Short task: Transcribe each record exactly. Include every one.

····················

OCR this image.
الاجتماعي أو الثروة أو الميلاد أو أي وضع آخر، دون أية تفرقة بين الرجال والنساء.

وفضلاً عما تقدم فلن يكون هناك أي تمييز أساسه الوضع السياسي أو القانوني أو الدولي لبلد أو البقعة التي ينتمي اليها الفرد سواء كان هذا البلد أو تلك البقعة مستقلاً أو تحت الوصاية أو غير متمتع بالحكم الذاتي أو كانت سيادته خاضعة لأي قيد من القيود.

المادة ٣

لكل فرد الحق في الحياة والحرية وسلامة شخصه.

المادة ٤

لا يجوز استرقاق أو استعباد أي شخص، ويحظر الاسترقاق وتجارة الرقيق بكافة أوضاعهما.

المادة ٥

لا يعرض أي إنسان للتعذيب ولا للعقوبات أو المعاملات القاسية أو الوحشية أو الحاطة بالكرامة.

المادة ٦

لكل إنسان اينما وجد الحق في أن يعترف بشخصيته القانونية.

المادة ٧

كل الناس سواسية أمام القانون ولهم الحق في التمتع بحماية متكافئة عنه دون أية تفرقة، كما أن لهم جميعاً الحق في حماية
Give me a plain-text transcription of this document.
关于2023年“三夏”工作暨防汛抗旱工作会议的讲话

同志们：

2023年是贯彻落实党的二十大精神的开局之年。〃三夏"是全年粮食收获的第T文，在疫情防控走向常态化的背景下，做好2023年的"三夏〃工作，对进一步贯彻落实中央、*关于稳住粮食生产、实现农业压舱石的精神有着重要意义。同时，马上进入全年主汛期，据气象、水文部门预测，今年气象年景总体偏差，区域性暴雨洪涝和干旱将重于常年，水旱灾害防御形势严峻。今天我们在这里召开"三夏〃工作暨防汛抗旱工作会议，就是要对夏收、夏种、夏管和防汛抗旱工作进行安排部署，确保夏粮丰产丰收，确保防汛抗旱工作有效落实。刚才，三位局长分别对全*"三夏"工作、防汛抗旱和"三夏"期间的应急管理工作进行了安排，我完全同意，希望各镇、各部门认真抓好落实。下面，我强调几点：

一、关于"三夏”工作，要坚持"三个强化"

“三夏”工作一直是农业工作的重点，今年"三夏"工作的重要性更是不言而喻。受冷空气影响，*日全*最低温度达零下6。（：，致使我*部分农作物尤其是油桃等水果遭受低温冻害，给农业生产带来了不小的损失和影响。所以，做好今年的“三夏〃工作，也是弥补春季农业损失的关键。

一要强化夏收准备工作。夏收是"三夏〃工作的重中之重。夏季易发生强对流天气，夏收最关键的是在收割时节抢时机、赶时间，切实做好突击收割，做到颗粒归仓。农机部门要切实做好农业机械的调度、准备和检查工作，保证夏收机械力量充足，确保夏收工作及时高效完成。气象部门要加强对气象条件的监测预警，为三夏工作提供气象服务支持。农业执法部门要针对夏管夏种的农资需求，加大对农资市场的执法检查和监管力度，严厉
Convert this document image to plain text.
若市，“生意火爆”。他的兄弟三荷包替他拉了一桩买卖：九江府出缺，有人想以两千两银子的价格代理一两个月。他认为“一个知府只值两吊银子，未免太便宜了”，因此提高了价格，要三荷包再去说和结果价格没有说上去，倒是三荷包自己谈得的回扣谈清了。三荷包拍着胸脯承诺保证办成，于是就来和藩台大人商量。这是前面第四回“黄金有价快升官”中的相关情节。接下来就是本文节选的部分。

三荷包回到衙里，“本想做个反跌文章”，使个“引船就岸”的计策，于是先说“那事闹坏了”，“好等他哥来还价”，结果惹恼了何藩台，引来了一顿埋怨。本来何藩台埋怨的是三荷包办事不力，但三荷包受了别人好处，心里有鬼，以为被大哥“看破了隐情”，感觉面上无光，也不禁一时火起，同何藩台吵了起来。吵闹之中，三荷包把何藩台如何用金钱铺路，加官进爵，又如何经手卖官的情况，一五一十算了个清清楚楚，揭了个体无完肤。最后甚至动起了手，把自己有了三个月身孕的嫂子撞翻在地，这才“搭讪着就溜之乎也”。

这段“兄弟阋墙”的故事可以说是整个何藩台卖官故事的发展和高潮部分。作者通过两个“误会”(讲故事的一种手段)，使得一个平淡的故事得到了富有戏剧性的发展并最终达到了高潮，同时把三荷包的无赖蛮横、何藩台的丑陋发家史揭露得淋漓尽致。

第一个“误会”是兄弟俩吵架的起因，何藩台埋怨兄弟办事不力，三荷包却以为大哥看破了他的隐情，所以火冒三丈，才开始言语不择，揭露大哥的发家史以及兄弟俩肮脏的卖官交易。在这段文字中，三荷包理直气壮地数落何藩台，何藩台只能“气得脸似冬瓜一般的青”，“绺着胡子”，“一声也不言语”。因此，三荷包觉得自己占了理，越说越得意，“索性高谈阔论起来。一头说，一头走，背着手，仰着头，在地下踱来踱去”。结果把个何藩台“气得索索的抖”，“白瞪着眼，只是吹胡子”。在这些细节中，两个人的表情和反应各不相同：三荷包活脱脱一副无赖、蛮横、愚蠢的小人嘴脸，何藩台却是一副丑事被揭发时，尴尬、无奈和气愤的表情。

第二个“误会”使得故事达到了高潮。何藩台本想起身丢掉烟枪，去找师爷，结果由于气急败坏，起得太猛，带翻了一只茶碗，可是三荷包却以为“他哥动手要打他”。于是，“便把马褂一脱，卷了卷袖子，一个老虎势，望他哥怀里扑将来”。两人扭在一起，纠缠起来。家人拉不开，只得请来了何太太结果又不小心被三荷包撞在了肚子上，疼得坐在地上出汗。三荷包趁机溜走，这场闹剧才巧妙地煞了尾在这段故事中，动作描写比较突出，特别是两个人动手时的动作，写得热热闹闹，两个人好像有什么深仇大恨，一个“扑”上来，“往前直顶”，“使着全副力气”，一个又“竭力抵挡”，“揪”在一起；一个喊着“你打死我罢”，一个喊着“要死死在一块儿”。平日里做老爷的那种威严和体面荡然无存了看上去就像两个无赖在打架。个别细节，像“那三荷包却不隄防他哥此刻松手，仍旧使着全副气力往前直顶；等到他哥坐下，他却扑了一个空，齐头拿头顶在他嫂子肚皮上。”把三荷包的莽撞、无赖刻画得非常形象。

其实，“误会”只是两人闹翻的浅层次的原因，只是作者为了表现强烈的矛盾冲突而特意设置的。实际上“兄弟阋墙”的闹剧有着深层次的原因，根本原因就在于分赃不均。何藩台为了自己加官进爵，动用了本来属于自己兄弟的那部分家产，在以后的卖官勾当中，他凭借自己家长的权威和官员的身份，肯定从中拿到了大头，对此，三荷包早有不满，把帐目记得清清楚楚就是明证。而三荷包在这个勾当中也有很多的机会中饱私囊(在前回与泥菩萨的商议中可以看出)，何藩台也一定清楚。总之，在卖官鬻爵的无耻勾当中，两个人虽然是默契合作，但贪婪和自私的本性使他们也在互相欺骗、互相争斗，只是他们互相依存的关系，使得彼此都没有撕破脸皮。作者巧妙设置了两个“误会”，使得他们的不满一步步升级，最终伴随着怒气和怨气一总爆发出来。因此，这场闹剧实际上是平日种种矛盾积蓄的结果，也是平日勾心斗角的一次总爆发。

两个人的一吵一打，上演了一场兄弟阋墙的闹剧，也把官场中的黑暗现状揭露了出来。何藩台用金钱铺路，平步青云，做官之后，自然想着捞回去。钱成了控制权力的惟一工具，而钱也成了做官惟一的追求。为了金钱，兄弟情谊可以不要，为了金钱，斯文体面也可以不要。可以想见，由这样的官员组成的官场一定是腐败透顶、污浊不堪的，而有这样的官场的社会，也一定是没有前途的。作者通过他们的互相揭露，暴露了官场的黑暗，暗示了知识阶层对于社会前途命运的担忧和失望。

····················

Exercise output:
OCR this image.
الاجتماعي أو الثروة أو الميلاد أو أي وضع آخر، دون أية تفرقة بين الرجال والنساء.

وفضلاً عما تقدم فلن يكون هناك أي تمييز أساسه الوضع السياسي أو القانوني أو الدولي لبلد أو البقعة التي ينتمي اليها الفرد سواء كان هذا البلد أو تلك البقعة مستقلاً أو تحت الوصاية أو غير متمتع بالحكم الذاتي أو كانت سيادته خاضعة لأي قيد من القيود.

المادة ٣

لكل فرد الحق في الحياة والحرية وسلامة شخصه.

المادة ٤

لا يجوز استرقاق أو استعباد أي شخص، ويحظر الاسترقاق وتجارة الرقيق بكافة أوضاعهما.

المادة ٥

لا يعرض أي إنسان للتعذيب ولا للعقوبات أو المعاملات القاسية أو الوحشية أو الحاطة بالكرامة.

المادة ٦

لكل إنسان اينما وجد الحق في أن يعترف بشخصيته القانونية.

المادة ٧

كل الناس سواسية أمام القانون ولهم الحق في التمتع بحماية متكافئة عنه دون أية تفرقة، كما أن لهم جميعاً الحق في حماية
Give me a plain-text transcription of this document.
关于2023年“三夏”工作暨防汛抗旱工作会议的讲话

同志们：

2023年是贯彻落实党的二十大精神的开局之年。〃三夏"是全年粮食收获的第T文，在疫情防控走向常态化的背景下，做好2023年的"三夏〃工作，对进一步贯彻落实中央、*关于稳住粮食生产、实现农业压舱石的精神有着重要意义。同时，马上进入全年主汛期，据气象、水文部门预测，今年气象年景总体偏差，区域性暴雨洪涝和干旱将重于常年，水旱灾害防御形势严峻。今天我们在这里召开"三夏〃工作暨防汛抗旱工作会议，就是要对夏收、夏种、夏管和防汛抗旱工作进行安排部署，确保夏粮丰产丰收，确保防汛抗旱工作有效落实。刚才，三位局长分别对全*"三夏"工作、防汛抗旱和"三夏"期间的应急管理工作进行了安排，我完全同意，希望各镇、各部门认真抓好落实。下面，我强调几点：

一、关于"三夏”工作，要坚持"三个强化"

“三夏”工作一直是农业工作的重点，今年"三夏"工作的重要性更是不言而喻。受冷空气影响，*日全*最低温度达零下6。（：，致使我*部分农作物尤其是油桃等水果遭受低温冻害，给农业生产带来了不小的损失和影响。所以，做好今年的“三夏〃工作，也是弥补春季农业损失的关键。

一要强化夏收准备工作。夏收是"三夏〃工作的重中之重。夏季易发生强对流天气，夏收最关键的是在收割时节抢时机、赶时间，切实做好突击收割，做到颗粒归仓。农机部门要切实做好农业机械的调度、准备和检查工作，保证夏收机械力量充足，确保夏收工作及时高效完成。气象部门要加强对气象条件的监测预警，为三夏工作提供气象服务支持。农业执法部门要针对夏管夏种的农资需求，加大对农资市场的执法检查和监管力度，严厉
Convert this document image to plain text.
若市，“生意火爆”。他的兄弟三荷包替他拉了一桩买卖：九江府出缺，有人想以两千两银子的价格代理一两个月。他认为“一个知府只值两吊银子，未免太便宜了”，因此提高了价格，要三荷包再去说和结果价格没有说上去，倒是三荷包自己谈得的回扣谈清了。三荷包拍着胸脯承诺保证办成，于是就来和藩台大人商量。这是前面第四回“黄金有价快升官”中的相关情节。接下来就是本文节选的部分。

三荷包回到衙里，“本想做个反跌文章”，使个“引船就岸”的计策，于是先说“那事闹坏了”，“好等他哥来还价”，结果惹恼了何藩台，引来了一顿埋怨。本来何藩台埋怨的是三荷包办事不力，但三荷包受了别人好处，心里有鬼，以为被大哥“看破了隐情”，感觉面上无光，也不禁一时火起，同何藩台吵了起来。吵闹之中，三荷包把何藩台如何用金钱铺路，加官进爵，又如何经手卖官的情况，一五一十算了个清清楚楚，揭了个体无完肤。最后甚至动起了手，把自己有了三个月身孕的嫂子撞翻在地，这才“搭讪着就溜之乎也”。

这段“兄弟阋墙”的故事可以说是整个何藩台卖官故事的发展和高潮部分。作者通过两个“误会”(讲故事的一种手段)，使得一个平淡的故事得到了富有戏剧性的发展并最终达到了高潮，同时把三荷包的无赖蛮横、何藩台的丑陋发家史揭露得淋漓尽致。

第一个“误会”是兄弟俩吵架的起因，何藩台埋怨兄弟办事不力，三荷包却以为大哥看破了他的隐情，所以火冒三丈，才开始言语不择，揭露大哥的发家史以及兄弟俩肮脏的卖官交易。在这段文字中，三荷包理直气壮地数落何藩台，何藩台只能“气得脸似冬瓜一般的青”，“绺着胡子”，“一声也不言语”。因此，三荷包觉得自己占了理，越说越得意，“索性高谈阔论起来。一头说，一头走，背着手，仰着头，在地下踱来踱去”。结果把个何藩台“气得索索的抖”，“白瞪着眼，只是吹胡子”。在这些细节中，两个人的表情和反应各不相同：三荷包活脱脱一副无赖、蛮横、愚蠢的小人嘴脸，何藩台却是一副丑事被揭发时，尴尬、无奈和气愤的表情。

第二个“误会”使得故事达到了高潮。何藩台本想起身丢掉烟枪，去找师爷，结果由于气急败坏，起得太猛，带翻了一只茶碗，可是三荷包却以为“他哥动手要打他”。于是，“便把马褂一脱，卷了卷袖子，一个老虎势，望他哥怀里扑将来”。两人扭在一起，纠缠起来。家人拉不开，只得请来了何太太结果又不小心被三荷包撞在了肚子上，疼得坐在地上出汗。三荷包趁机溜走，这场闹剧才巧妙地煞了尾在这段故事中，动作描写比较突出，特别是两个人动手时的动作，写得热热闹闹，两个人好像有什么深仇大恨，一个“扑”上来，“往前直顶”，“使着全副力气”，一个又“竭力抵挡”，“揪”在一起；一个喊着“你打死我罢”，一个喊着“要死死在一块儿”。平日里做老爷的那种威严和体面荡然无存了看上去就像两个无赖在打架。个别细节，像“那三荷包却不隄防他哥此刻松手，仍旧使着全副气力往前直顶；等到他哥坐下，他却扑了一个空，齐头拿头顶在他嫂子肚皮上。”把三荷包的莽撞、无赖刻画得非常形象。

其实，“误会”只是两人闹翻的浅层次的原因，只是作者为了表现强烈的矛盾冲突而特意设置的。实际上“兄弟阋墙”的闹剧有着深层次的原因，根本原因就在于分赃不均。何藩台为了自己加官进爵，动用了本来属于自己兄弟的那部分家产，在以后的卖官勾当中，他凭借自己家长的权威和官员的身份，肯定从中拿到了大头，对此，三荷包早有不满，把帐目记得清清楚楚就是明证。而三荷包在这个勾当中也有很多的机会中饱私囊(在前回与泥菩萨的商议中可以看出)，何藩台也一定清楚。总之，在卖官鬻爵的无耻勾当中，两个人虽然是默契合作，但贪婪和自私的本性使他们也在互相欺骗、互相争斗，只是他们互相依存的关系，使得彼此都没有撕破脸皮。作者巧妙设置了两个“误会”，使得他们的不满一步步升级，最终伴随着怒气和怨气一总爆发出来。因此，这场闹剧实际上是平日种种矛盾积蓄的结果，也是平日勾心斗角的一次总爆发。

两个人的一吵一打，上演了一场兄弟阋墙的闹剧，也把官场中的黑暗现状揭露了出来。何藩台用金钱铺路，平步青云，做官之后，自然想着捞回去。钱成了控制权力的惟一工具，而钱也成了做官惟一的追求。为了金钱，兄弟情谊可以不要，为了金钱，斯文体面也可以不要。可以想见，由这样的官员组成的官场一定是腐败透顶、污浊不堪的，而有这样的官场的社会，也一定是没有前途的。作者通过他们的互相揭露，暴露了官场的黑暗，暗示了知识阶层对于社会前途命运的担忧和失望。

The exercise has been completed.